┏━━

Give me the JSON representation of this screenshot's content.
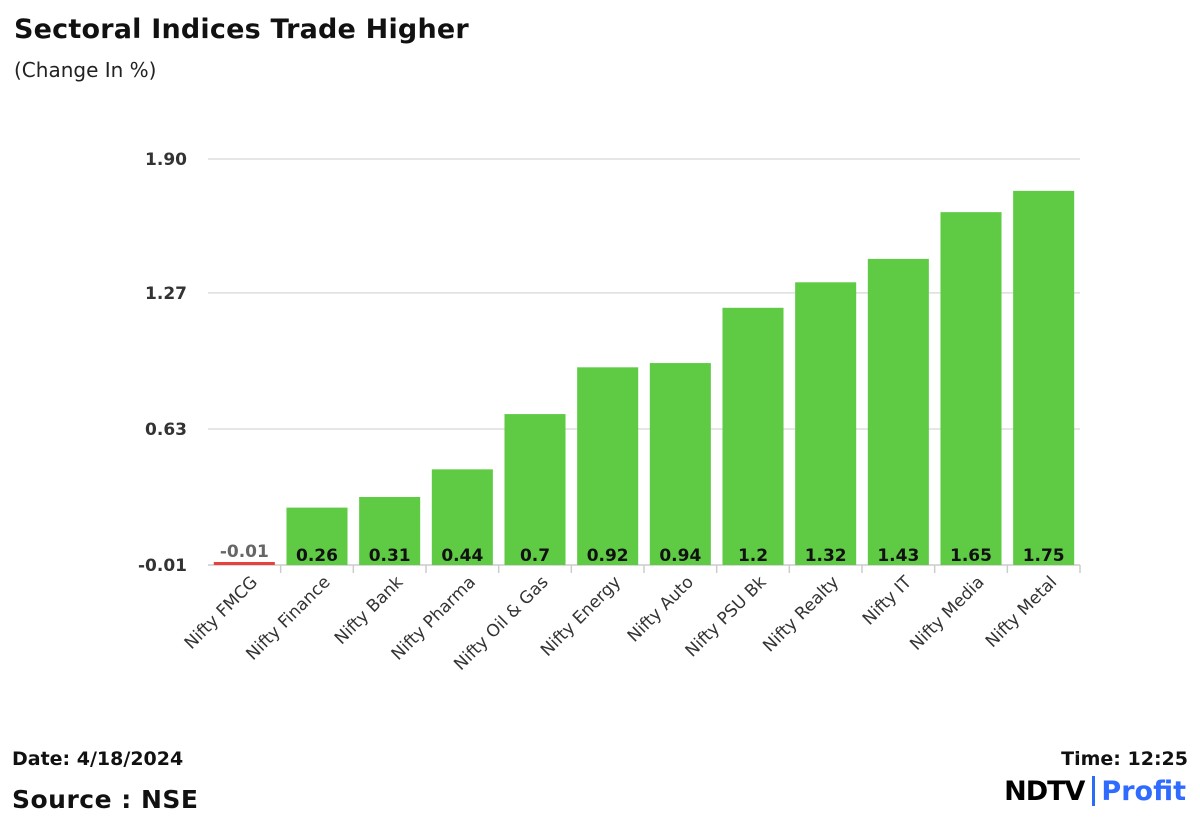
{
  "header": {
    "title": "Sectoral Indices Trade Higher",
    "subtitle": "(Change In %)"
  },
  "footer": {
    "date": "Date: 4/18/2024",
    "source": "Source : NSE",
    "time": "Time: 12:25",
    "brand_left": "NDTV",
    "brand_right": "Profit"
  },
  "colors": {
    "positive": "#5fcb45",
    "negative": "#e8403a",
    "grid": "#dddddd",
    "brand_accent": "#2f6bff"
  },
  "chart_data": {
    "type": "bar",
    "title": "Sectoral Indices Trade Higher",
    "subtitle": "(Change In %)",
    "categories": [
      "Nifty FMCG",
      "Nifty Finance",
      "Nifty Bank",
      "Nifty Pharma",
      "Nifty Oil & Gas",
      "Nifty Energy",
      "Nifty Auto",
      "Nifty PSU Bk",
      "Nifty Realty",
      "Nifty IT",
      "Nifty Media",
      "Nifty Metal"
    ],
    "values": [
      -0.01,
      0.26,
      0.31,
      0.44,
      0.7,
      0.92,
      0.94,
      1.2,
      1.32,
      1.43,
      1.65,
      1.75
    ],
    "data_labels": [
      "-0.01",
      "0.26",
      "0.31",
      "0.44",
      "0.7",
      "0.92",
      "0.94",
      "1.2",
      "1.32",
      "1.43",
      "1.65",
      "1.75"
    ],
    "y_ticks": [
      -0.01,
      0.63,
      1.27,
      1.9
    ],
    "y_tick_labels": [
      "-0.01",
      "0.63",
      "1.27",
      "1.90"
    ],
    "ylim": [
      -0.01,
      1.9
    ],
    "grid": true,
    "legend": "none"
  }
}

┗━━

» **WRITTEN REQUEST**: Reproduce every line of the material precisely, omitting its pictures.

» **OUTPUT BELOW**:
Give me the JSON representation of this screenshot's content.
{
  "header": {
    "title": "Sectoral Indices Trade Higher",
    "subtitle": "(Change In %)"
  },
  "footer": {
    "date": "Date: 4/18/2024",
    "source": "Source : NSE",
    "time": "Time: 12:25",
    "brand_left": "NDTV",
    "brand_right": "Profit"
  },
  "colors": {
    "positive": "#5fcb45",
    "negative": "#e8403a",
    "grid": "#dddddd",
    "brand_accent": "#2f6bff"
  },
  "chart_data": {
    "type": "bar",
    "title": "Sectoral Indices Trade Higher",
    "subtitle": "(Change In %)",
    "categories": [
      "Nifty FMCG",
      "Nifty Finance",
      "Nifty Bank",
      "Nifty Pharma",
      "Nifty Oil & Gas",
      "Nifty Energy",
      "Nifty Auto",
      "Nifty PSU Bk",
      "Nifty Realty",
      "Nifty IT",
      "Nifty Media",
      "Nifty Metal"
    ],
    "values": [
      -0.01,
      0.26,
      0.31,
      0.44,
      0.7,
      0.92,
      0.94,
      1.2,
      1.32,
      1.43,
      1.65,
      1.75
    ],
    "data_labels": [
      "-0.01",
      "0.26",
      "0.31",
      "0.44",
      "0.7",
      "0.92",
      "0.94",
      "1.2",
      "1.32",
      "1.43",
      "1.65",
      "1.75"
    ],
    "y_ticks": [
      -0.01,
      0.63,
      1.27,
      1.9
    ],
    "y_tick_labels": [
      "-0.01",
      "0.63",
      "1.27",
      "1.90"
    ],
    "ylim": [
      -0.01,
      1.9
    ],
    "grid": true,
    "legend": "none"
  }
}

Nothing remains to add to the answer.